▸ **What you are asked to do**
From the entries below, please gather each line containing the string "JSON".

▸ **Data entries for graphics**
....................

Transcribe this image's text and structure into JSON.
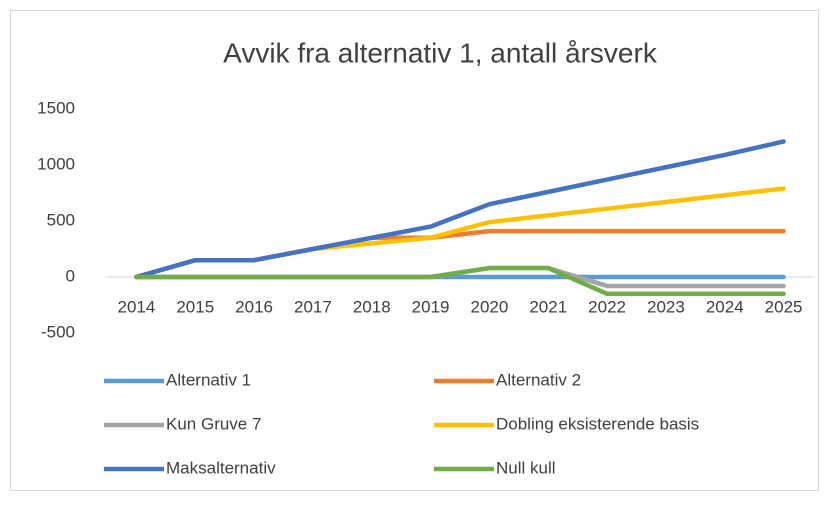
{
  "chart_data": {
    "type": "line",
    "title": "Avvik fra alternativ 1, antall årsverk",
    "categories": [
      "2014",
      "2015",
      "2016",
      "2017",
      "2018",
      "2019",
      "2020",
      "2021",
      "2022",
      "2023",
      "2024",
      "2025"
    ],
    "series": [
      {
        "name": "Alternativ 1",
        "color": "#5b9bd5",
        "values": [
          0,
          0,
          0,
          0,
          0,
          0,
          0,
          0,
          0,
          0,
          0,
          0
        ]
      },
      {
        "name": "Alternativ 2",
        "color": "#ed7d31",
        "values": [
          0,
          150,
          150,
          250,
          350,
          350,
          410,
          410,
          410,
          410,
          410,
          410
        ]
      },
      {
        "name": "Kun Gruve 7",
        "color": "#a5a5a5",
        "values": [
          0,
          0,
          0,
          0,
          0,
          0,
          80,
          80,
          -80,
          -80,
          -80,
          -80
        ]
      },
      {
        "name": "Dobling eksisterende basis",
        "color": "#ffc000",
        "values": [
          0,
          150,
          150,
          250,
          300,
          350,
          490,
          550,
          610,
          670,
          730,
          790
        ]
      },
      {
        "name": "Maksalternativ",
        "color": "#4472c4",
        "values": [
          0,
          150,
          150,
          250,
          350,
          450,
          650,
          760,
          870,
          980,
          1090,
          1210
        ]
      },
      {
        "name": "Null kull",
        "color": "#70ad47",
        "values": [
          0,
          0,
          0,
          0,
          0,
          0,
          80,
          80,
          -150,
          -150,
          -150,
          -150
        ]
      }
    ],
    "ylim": [
      -500,
      1500
    ],
    "yticks": [
      -500,
      0,
      500,
      1000,
      1500
    ],
    "grid": false
  }
}
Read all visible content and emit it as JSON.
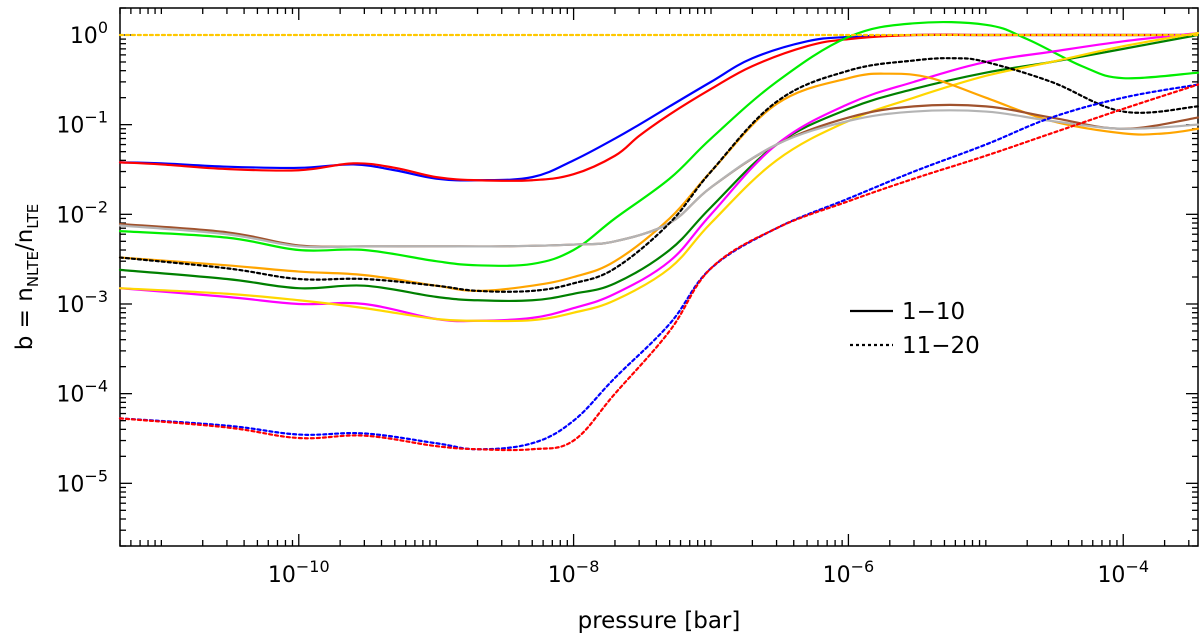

....................

▸ **Solution to this problem**
Transcribe this image's text and structure into JSON.
Read all visible content and emit it as JSON.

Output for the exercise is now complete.